◆ Extracted information ◆
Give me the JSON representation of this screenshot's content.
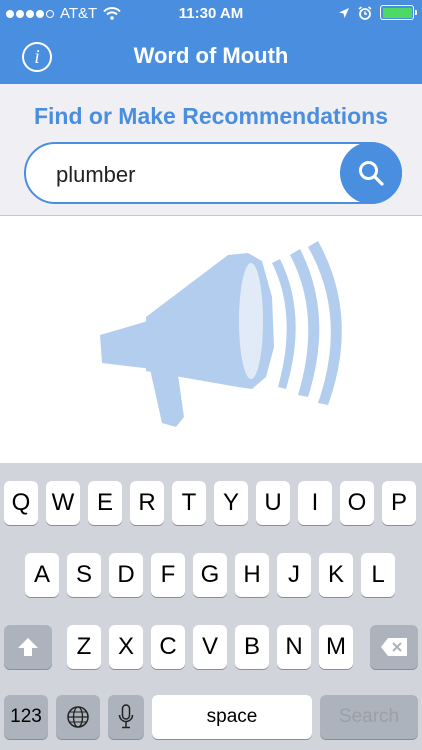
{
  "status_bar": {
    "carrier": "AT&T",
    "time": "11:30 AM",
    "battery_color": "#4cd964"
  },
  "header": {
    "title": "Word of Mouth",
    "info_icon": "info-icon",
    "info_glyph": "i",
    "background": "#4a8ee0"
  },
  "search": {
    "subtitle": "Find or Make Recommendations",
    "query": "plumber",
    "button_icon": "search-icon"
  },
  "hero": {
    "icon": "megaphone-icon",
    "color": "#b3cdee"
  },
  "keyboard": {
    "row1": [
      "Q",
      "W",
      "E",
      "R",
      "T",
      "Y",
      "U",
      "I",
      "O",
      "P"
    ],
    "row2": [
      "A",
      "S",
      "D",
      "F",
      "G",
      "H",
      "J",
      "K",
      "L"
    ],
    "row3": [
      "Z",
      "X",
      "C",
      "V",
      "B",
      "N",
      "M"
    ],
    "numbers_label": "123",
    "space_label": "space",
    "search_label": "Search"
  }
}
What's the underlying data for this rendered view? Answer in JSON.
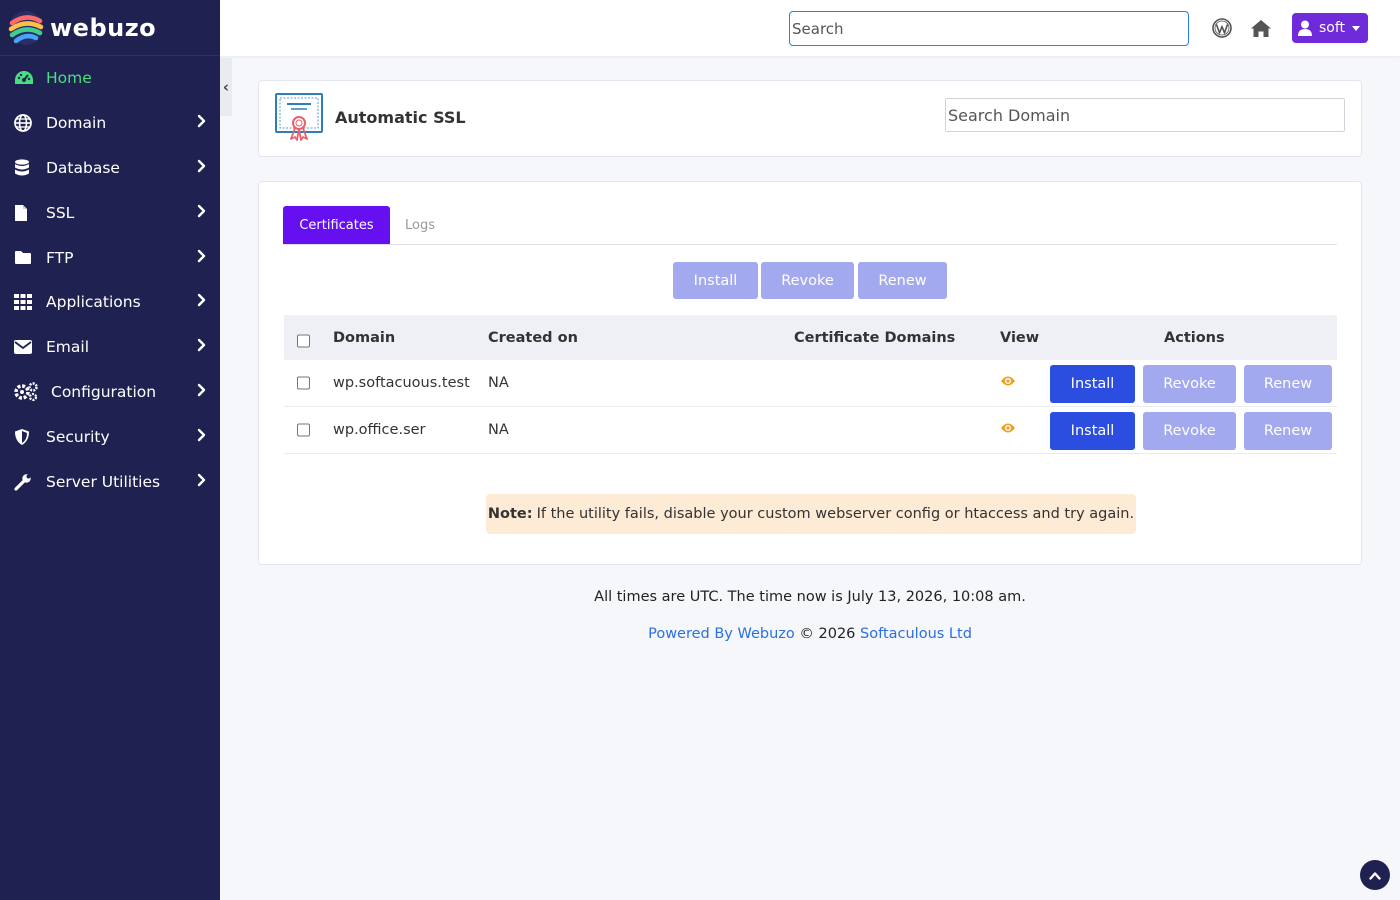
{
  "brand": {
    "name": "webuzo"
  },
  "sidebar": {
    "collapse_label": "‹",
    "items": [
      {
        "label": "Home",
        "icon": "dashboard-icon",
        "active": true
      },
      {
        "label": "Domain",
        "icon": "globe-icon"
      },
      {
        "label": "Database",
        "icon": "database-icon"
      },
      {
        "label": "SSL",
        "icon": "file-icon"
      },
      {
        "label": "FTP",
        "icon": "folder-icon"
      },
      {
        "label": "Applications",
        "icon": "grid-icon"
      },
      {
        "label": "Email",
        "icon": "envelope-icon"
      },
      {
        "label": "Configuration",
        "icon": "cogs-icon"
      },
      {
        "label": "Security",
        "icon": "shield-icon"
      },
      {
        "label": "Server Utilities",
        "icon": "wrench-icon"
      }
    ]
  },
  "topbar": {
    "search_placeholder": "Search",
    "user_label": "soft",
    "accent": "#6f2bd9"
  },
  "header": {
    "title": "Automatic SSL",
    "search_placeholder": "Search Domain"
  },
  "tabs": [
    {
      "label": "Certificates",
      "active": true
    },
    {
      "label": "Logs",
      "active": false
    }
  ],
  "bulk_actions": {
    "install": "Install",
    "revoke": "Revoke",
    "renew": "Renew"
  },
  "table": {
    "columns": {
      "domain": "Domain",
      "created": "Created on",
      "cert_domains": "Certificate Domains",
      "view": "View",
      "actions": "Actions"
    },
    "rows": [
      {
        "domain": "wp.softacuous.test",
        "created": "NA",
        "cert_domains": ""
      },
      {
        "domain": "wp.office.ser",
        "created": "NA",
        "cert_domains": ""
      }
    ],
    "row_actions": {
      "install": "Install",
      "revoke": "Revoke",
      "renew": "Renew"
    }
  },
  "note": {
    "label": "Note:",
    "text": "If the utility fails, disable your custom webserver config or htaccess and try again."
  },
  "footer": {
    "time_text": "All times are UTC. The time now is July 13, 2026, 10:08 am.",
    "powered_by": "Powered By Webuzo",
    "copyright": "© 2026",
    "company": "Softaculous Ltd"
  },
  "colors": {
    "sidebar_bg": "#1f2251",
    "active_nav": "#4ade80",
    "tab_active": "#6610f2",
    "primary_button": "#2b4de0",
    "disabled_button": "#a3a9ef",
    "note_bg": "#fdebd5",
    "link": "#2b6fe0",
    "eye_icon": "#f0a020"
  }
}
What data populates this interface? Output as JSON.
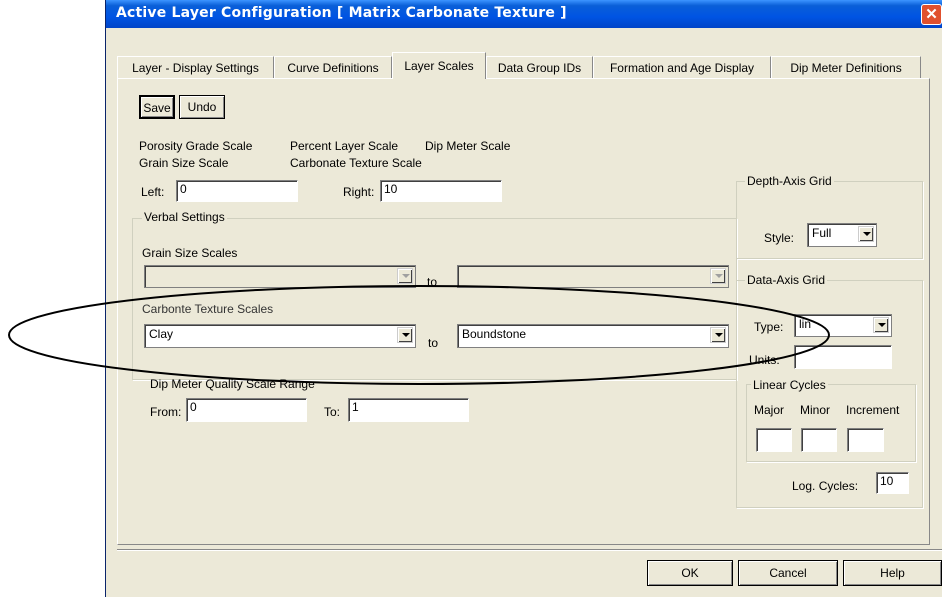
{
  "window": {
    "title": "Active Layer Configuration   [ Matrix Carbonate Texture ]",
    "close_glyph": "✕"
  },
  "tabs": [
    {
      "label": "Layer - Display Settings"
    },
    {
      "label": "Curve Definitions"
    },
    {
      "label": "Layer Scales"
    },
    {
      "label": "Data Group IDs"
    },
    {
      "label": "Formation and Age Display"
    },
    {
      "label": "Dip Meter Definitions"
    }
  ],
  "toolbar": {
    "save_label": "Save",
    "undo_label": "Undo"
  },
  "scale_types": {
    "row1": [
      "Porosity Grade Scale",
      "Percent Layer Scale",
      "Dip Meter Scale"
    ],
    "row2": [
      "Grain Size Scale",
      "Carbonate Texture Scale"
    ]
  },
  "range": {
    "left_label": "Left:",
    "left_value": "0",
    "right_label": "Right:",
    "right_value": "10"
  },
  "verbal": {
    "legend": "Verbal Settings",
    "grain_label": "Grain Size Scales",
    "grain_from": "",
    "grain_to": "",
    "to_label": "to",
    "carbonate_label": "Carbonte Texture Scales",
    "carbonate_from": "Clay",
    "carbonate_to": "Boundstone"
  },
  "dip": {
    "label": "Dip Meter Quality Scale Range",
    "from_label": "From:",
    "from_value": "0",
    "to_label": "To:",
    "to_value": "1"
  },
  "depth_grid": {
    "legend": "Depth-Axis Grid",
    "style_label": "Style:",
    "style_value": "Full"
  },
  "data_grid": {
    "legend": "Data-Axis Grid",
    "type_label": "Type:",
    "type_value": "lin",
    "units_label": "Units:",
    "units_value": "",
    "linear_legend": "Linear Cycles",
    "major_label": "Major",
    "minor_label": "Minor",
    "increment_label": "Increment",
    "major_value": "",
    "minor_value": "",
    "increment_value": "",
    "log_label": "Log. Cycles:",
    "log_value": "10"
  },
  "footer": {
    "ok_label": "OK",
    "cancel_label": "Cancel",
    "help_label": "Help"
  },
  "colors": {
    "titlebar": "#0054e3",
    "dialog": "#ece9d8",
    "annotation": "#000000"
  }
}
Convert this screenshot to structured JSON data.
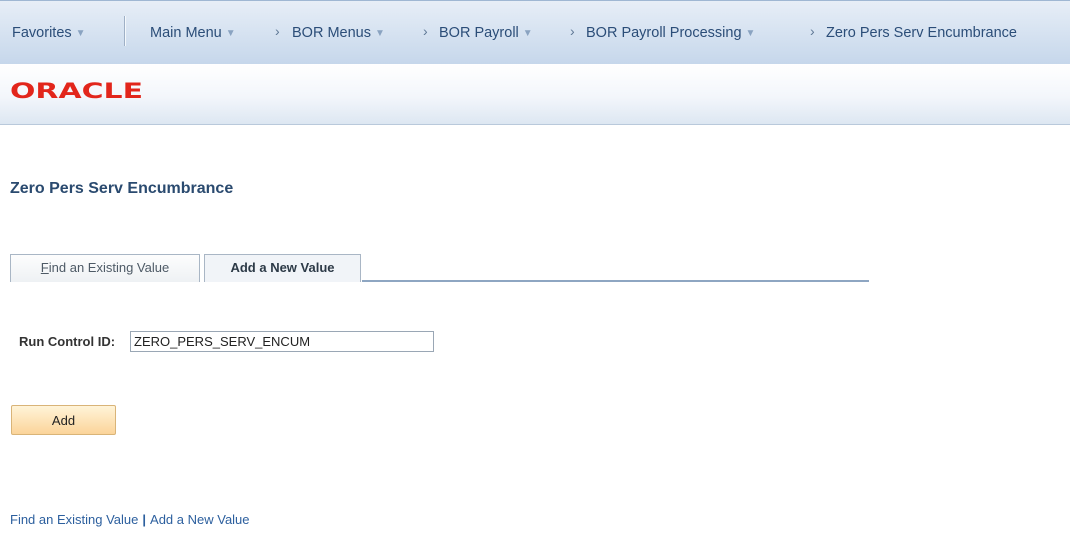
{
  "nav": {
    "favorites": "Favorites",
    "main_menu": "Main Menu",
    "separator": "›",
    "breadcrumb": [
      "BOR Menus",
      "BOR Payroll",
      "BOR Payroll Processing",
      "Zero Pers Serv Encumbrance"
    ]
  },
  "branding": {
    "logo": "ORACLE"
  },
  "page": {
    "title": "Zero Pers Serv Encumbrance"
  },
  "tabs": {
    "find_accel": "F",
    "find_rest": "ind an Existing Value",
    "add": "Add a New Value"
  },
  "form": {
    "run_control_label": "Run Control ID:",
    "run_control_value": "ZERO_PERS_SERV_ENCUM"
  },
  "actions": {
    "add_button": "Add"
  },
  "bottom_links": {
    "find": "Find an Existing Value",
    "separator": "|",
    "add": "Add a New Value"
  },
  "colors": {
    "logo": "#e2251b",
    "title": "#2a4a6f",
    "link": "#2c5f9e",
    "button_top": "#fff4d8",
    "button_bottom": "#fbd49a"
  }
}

◆ Task directions ◆
Please set down each line of the data above exactly as written, without the pictures.

◆ Full output ◆
Give me the JSON representation of this screenshot's content.
{
  "status_bar": {
    "carrier": "AT&T",
    "time": "11:30 AM",
    "battery_color": "#4cd964"
  },
  "header": {
    "title": "Word of Mouth",
    "info_icon": "info-icon",
    "info_glyph": "i",
    "background": "#4a8ee0"
  },
  "search": {
    "subtitle": "Find or Make Recommendations",
    "query": "plumber",
    "button_icon": "search-icon"
  },
  "hero": {
    "icon": "megaphone-icon",
    "color": "#b3cdee"
  },
  "keyboard": {
    "row1": [
      "Q",
      "W",
      "E",
      "R",
      "T",
      "Y",
      "U",
      "I",
      "O",
      "P"
    ],
    "row2": [
      "A",
      "S",
      "D",
      "F",
      "G",
      "H",
      "J",
      "K",
      "L"
    ],
    "row3": [
      "Z",
      "X",
      "C",
      "V",
      "B",
      "N",
      "M"
    ],
    "numbers_label": "123",
    "space_label": "space",
    "search_label": "Search"
  }
}
What's the underlying data for this rendered view? Answer in JSON.
{
  "brand": {
    "name": "webuzo"
  },
  "sidebar": {
    "collapse_label": "‹",
    "items": [
      {
        "label": "Home",
        "icon": "dashboard-icon",
        "active": true
      },
      {
        "label": "Domain",
        "icon": "globe-icon"
      },
      {
        "label": "Database",
        "icon": "database-icon"
      },
      {
        "label": "SSL",
        "icon": "file-icon"
      },
      {
        "label": "FTP",
        "icon": "folder-icon"
      },
      {
        "label": "Applications",
        "icon": "grid-icon"
      },
      {
        "label": "Email",
        "icon": "envelope-icon"
      },
      {
        "label": "Configuration",
        "icon": "cogs-icon"
      },
      {
        "label": "Security",
        "icon": "shield-icon"
      },
      {
        "label": "Server Utilities",
        "icon": "wrench-icon"
      }
    ]
  },
  "topbar": {
    "search_placeholder": "Search",
    "user_label": "soft",
    "accent": "#6f2bd9"
  },
  "header": {
    "title": "Automatic SSL",
    "search_placeholder": "Search Domain"
  },
  "tabs": [
    {
      "label": "Certificates",
      "active": true
    },
    {
      "label": "Logs",
      "active": false
    }
  ],
  "bulk_actions": {
    "install": "Install",
    "revoke": "Revoke",
    "renew": "Renew"
  },
  "table": {
    "columns": {
      "domain": "Domain",
      "created": "Created on",
      "cert_domains": "Certificate Domains",
      "view": "View",
      "actions": "Actions"
    },
    "rows": [
      {
        "domain": "wp.softacuous.test",
        "created": "NA",
        "cert_domains": ""
      },
      {
        "domain": "wp.office.ser",
        "created": "NA",
        "cert_domains": ""
      }
    ],
    "row_actions": {
      "install": "Install",
      "revoke": "Revoke",
      "renew": "Renew"
    }
  },
  "note": {
    "label": "Note:",
    "text": "If the utility fails, disable your custom webserver config or htaccess and try again."
  },
  "footer": {
    "time_text": "All times are UTC. The time now is July 13, 2026, 10:08 am.",
    "powered_by": "Powered By Webuzo",
    "copyright": "© 2026",
    "company": "Softaculous Ltd"
  },
  "colors": {
    "sidebar_bg": "#1f2251",
    "active_nav": "#4ade80",
    "tab_active": "#6610f2",
    "primary_button": "#2b4de0",
    "disabled_button": "#a3a9ef",
    "note_bg": "#fdebd5",
    "link": "#2b6fe0",
    "eye_icon": "#f0a020"
  }
}
What data populates this interface? Output as JSON.
{
  "window": {
    "title": "Active Layer Configuration   [ Matrix Carbonate Texture ]",
    "close_glyph": "✕"
  },
  "tabs": [
    {
      "label": "Layer - Display Settings"
    },
    {
      "label": "Curve Definitions"
    },
    {
      "label": "Layer Scales"
    },
    {
      "label": "Data Group IDs"
    },
    {
      "label": "Formation and Age Display"
    },
    {
      "label": "Dip Meter Definitions"
    }
  ],
  "toolbar": {
    "save_label": "Save",
    "undo_label": "Undo"
  },
  "scale_types": {
    "row1": [
      "Porosity Grade Scale",
      "Percent Layer Scale",
      "Dip Meter Scale"
    ],
    "row2": [
      "Grain Size Scale",
      "Carbonate Texture Scale"
    ]
  },
  "range": {
    "left_label": "Left:",
    "left_value": "0",
    "right_label": "Right:",
    "right_value": "10"
  },
  "verbal": {
    "legend": "Verbal Settings",
    "grain_label": "Grain Size Scales",
    "grain_from": "",
    "grain_to": "",
    "to_label": "to",
    "carbonate_label": "Carbonte Texture Scales",
    "carbonate_from": "Clay",
    "carbonate_to": "Boundstone"
  },
  "dip": {
    "label": "Dip Meter Quality Scale Range",
    "from_label": "From:",
    "from_value": "0",
    "to_label": "To:",
    "to_value": "1"
  },
  "depth_grid": {
    "legend": "Depth-Axis Grid",
    "style_label": "Style:",
    "style_value": "Full"
  },
  "data_grid": {
    "legend": "Data-Axis Grid",
    "type_label": "Type:",
    "type_value": "lin",
    "units_label": "Units:",
    "units_value": "",
    "linear_legend": "Linear Cycles",
    "major_label": "Major",
    "minor_label": "Minor",
    "increment_label": "Increment",
    "major_value": "",
    "minor_value": "",
    "increment_value": "",
    "log_label": "Log. Cycles:",
    "log_value": "10"
  },
  "footer": {
    "ok_label": "OK",
    "cancel_label": "Cancel",
    "help_label": "Help"
  },
  "colors": {
    "titlebar": "#0054e3",
    "dialog": "#ece9d8",
    "annotation": "#000000"
  }
}
Convert this screenshot to structured JSON data.
{
  "nav": {
    "favorites": "Favorites",
    "main_menu": "Main Menu",
    "separator": "›",
    "breadcrumb": [
      "BOR Menus",
      "BOR Payroll",
      "BOR Payroll Processing",
      "Zero Pers Serv Encumbrance"
    ]
  },
  "branding": {
    "logo": "ORACLE"
  },
  "page": {
    "title": "Zero Pers Serv Encumbrance"
  },
  "tabs": {
    "find_accel": "F",
    "find_rest": "ind an Existing Value",
    "add": "Add a New Value"
  },
  "form": {
    "run_control_label": "Run Control ID:",
    "run_control_value": "ZERO_PERS_SERV_ENCUM"
  },
  "actions": {
    "add_button": "Add"
  },
  "bottom_links": {
    "find": "Find an Existing Value",
    "separator": "|",
    "add": "Add a New Value"
  },
  "colors": {
    "logo": "#e2251b",
    "title": "#2a4a6f",
    "link": "#2c5f9e",
    "button_top": "#fff4d8",
    "button_bottom": "#fbd49a"
  }
}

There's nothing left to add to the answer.